- GIVEN TASK:
Select from the data all lines with the word "onsorzon".

--- Start RECORDED INFORMATION ---

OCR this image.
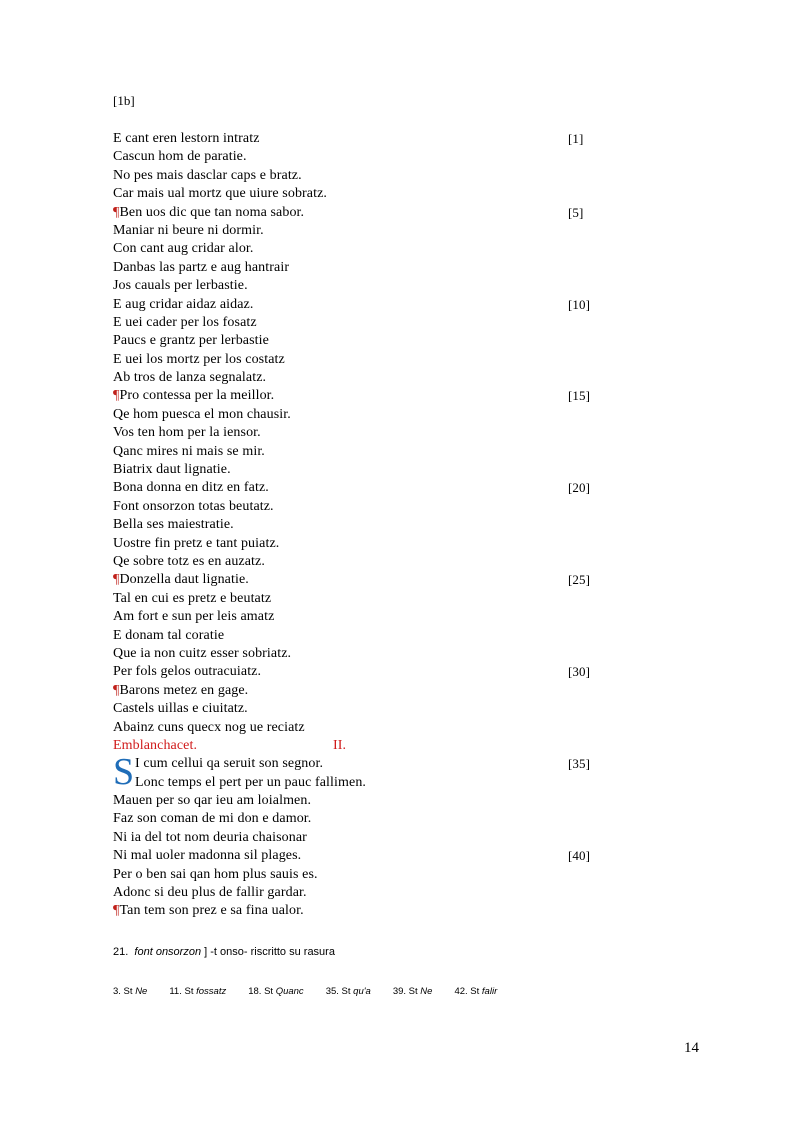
[1b]
E cant eren lestorn intratz	[1]
Cascun hom de paratie.
No pes mais dasclar caps e bratz.
Car mais ual mortz que uiure sobratz.
¶Ben uos dic que tan noma sabor.	[5]
Maniar ni beure ni dormir.
Con cant aug cridar alor.
Danbas las partz e aug hantrair
Jos cauals per lerbastie.
E aug cridar aidaz aidaz.	[10]
E uei cader per los fosatz
Paucs e grantz per lerbastie
E uei los mortz per los costatz
Ab tros de lanza segnalatz.
¶Pro contessa per la meillor.	[15]
Qe hom puesca el mon chausir.
Vos ten hom per la iensor.
Qanc mires ni mais se mir.
Biatrix daut lignatie.
Bona donna en ditz en fatz.	[20]
Font onsorzon totas beutatz.
Bella ses maiestratie.
Uostre fin pretz e tant puiatz.
Qe sobre totz es en auzatz.
¶Donzella daut lignatie.	[25]
Tal en cui es pretz e beutatz
Am fort e sun per leis amatz
E donam tal coratie
Que ia non cuitz esser sobriatz.
Per fols gelos outracuiatz.	[30]
¶Barons metez en gage.
Castels uillas e ciuitatz.
Abainz cuns quecx nog ue reciatz
Emblanchacet.	II.
S I cum cellui qa seruit son segnor.	[35]
Lonc temps el pert per un pauc fallimen.
Mauen per so qar ieu am loialmen.
Faz son coman de mi don e damor.
Ni ia del tot nom deuria chaisonar
Ni mal uoler madonna sil plages.	[40]
Per o ben sai qan hom plus sauis es.
Adonc si deu plus de fallir gardar.
¶Tan tem son prez e sa fina ualor.
21. font onsorzon ] -t onso- riscritto su rasura
3. St Ne 11. St fossatz 18. St Quanc 35. St qu'a 39. St Ne 42. St falir
14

--- End RECORDED INFORMATION ---

- THE REPLY:
Font onsorzon totas beutatz.
21. font onsorzon ] -t onso- riscritto su rasura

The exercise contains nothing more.